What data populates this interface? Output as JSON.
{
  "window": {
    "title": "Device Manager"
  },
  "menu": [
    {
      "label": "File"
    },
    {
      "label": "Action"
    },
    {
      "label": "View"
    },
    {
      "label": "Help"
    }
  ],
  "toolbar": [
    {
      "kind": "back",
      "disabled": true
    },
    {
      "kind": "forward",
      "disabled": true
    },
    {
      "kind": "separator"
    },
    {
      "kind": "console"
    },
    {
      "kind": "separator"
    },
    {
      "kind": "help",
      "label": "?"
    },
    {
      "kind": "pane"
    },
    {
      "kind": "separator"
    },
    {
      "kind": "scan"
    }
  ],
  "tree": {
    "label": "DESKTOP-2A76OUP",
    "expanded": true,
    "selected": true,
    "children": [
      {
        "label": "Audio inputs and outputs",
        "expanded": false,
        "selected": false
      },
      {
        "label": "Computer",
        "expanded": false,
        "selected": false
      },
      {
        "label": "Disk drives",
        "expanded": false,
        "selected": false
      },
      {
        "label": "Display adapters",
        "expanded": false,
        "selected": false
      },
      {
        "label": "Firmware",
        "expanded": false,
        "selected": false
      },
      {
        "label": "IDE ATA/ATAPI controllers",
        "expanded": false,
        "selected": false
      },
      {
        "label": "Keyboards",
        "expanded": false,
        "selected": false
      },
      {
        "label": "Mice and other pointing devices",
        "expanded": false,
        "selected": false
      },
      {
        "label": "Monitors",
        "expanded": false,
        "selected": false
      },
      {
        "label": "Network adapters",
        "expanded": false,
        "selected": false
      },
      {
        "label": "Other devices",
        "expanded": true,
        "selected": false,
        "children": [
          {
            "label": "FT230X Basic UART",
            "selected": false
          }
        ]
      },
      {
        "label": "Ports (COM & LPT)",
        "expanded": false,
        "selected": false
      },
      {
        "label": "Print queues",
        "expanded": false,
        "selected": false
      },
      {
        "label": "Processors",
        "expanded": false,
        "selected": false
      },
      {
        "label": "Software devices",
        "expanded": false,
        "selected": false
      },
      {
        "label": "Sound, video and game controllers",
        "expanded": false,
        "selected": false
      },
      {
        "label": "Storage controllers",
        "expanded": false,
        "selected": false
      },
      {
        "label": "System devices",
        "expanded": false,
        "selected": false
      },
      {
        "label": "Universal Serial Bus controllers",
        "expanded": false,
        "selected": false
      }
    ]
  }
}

------------------------------------------------------------------------

**What to work on**.
Scan the data above and copy every line with "true" in it.

**Solution for this problem**.
      "disabled": true
      "disabled": true
    "expanded": true,
    "selected": true,
        "expanded": true,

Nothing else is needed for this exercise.